• **PROVIDED TEXT**
★ ★ ★ ★
Nikolai Vladimirovich Sollogub (;  – 7 August 1937) was a Soviet military specialist who served in World War I, the Russian Civil War, and the Polish-Soviet War, reaching the rank of Komdiv in the Red Army. During the Great Purges he was imprisoned and executed.

Biography 
Sollogub was born into a noble family in the Minsk Governorate of the Russian Empire. He entered military service on 31 August 1900, later graduating from the Pavlovsk Military School in 1902 and the Nikolaev Academy of the General Staff, Russia's senior staff college, in 1910. During World War I, he served in several staff posts with the 1st Army. In January 1917 he joined the staff of the quartermaster general of the Special Army before transferring to a similar post with the 11th Army from August to September. During the Civil War he voluntarily joined the ranks of the Red Army. From September to December he was a staff officer for the Western Front army group under Alexander Miasnikian.
★ ★ ★ ★
• **BRIEF**
List every war that the Sollogub biography says he served in. Use only the biography above of Nikolai Sollogub.

• **RAW DATA**
★ ★ ★ ★
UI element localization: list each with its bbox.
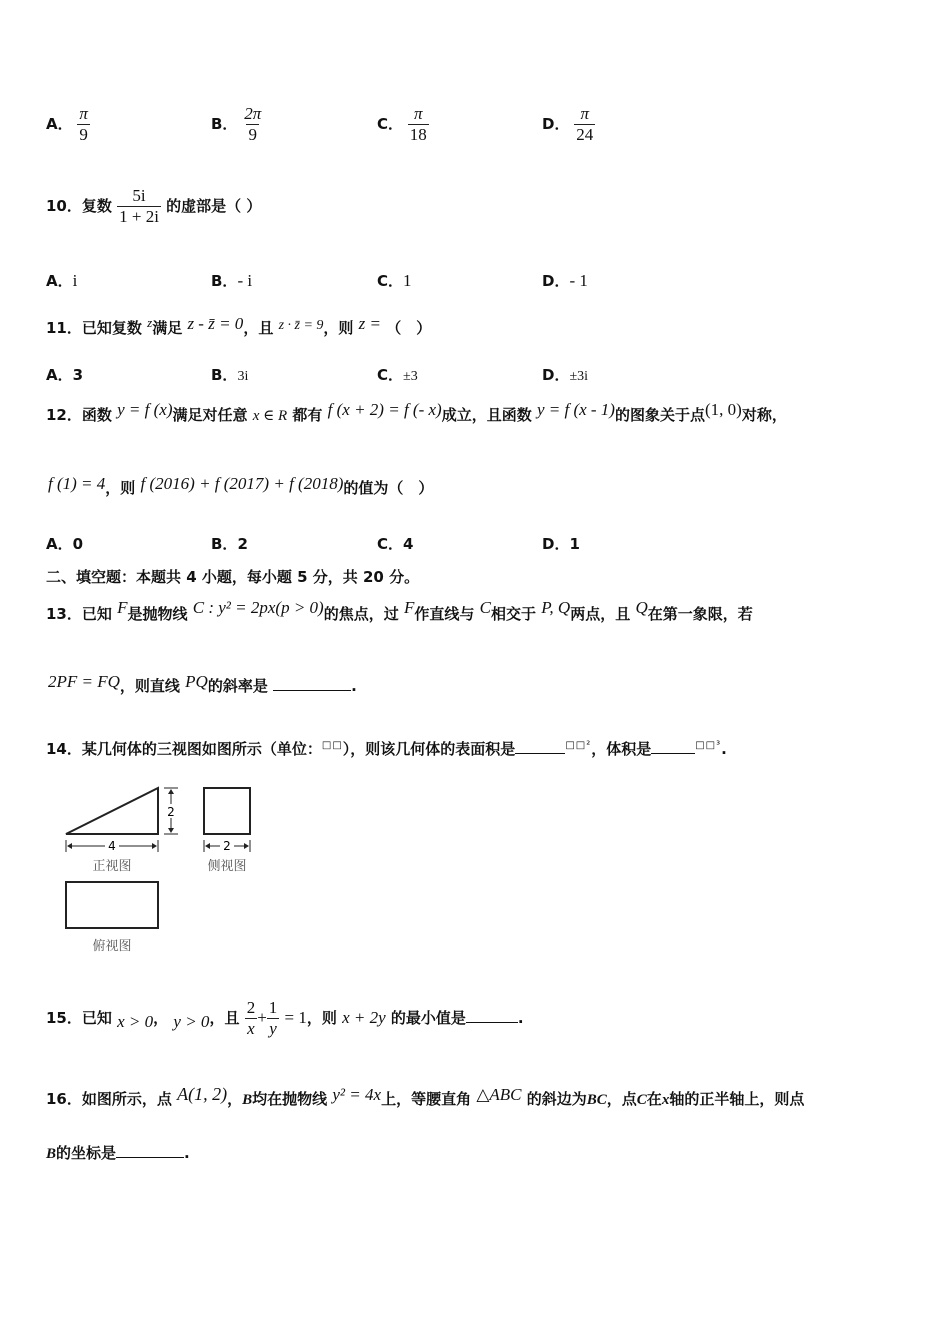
★ ★ ★ ★
• **EXERCISE RESULT**
World War I, the Russian Civil War, the Polish-Soviet War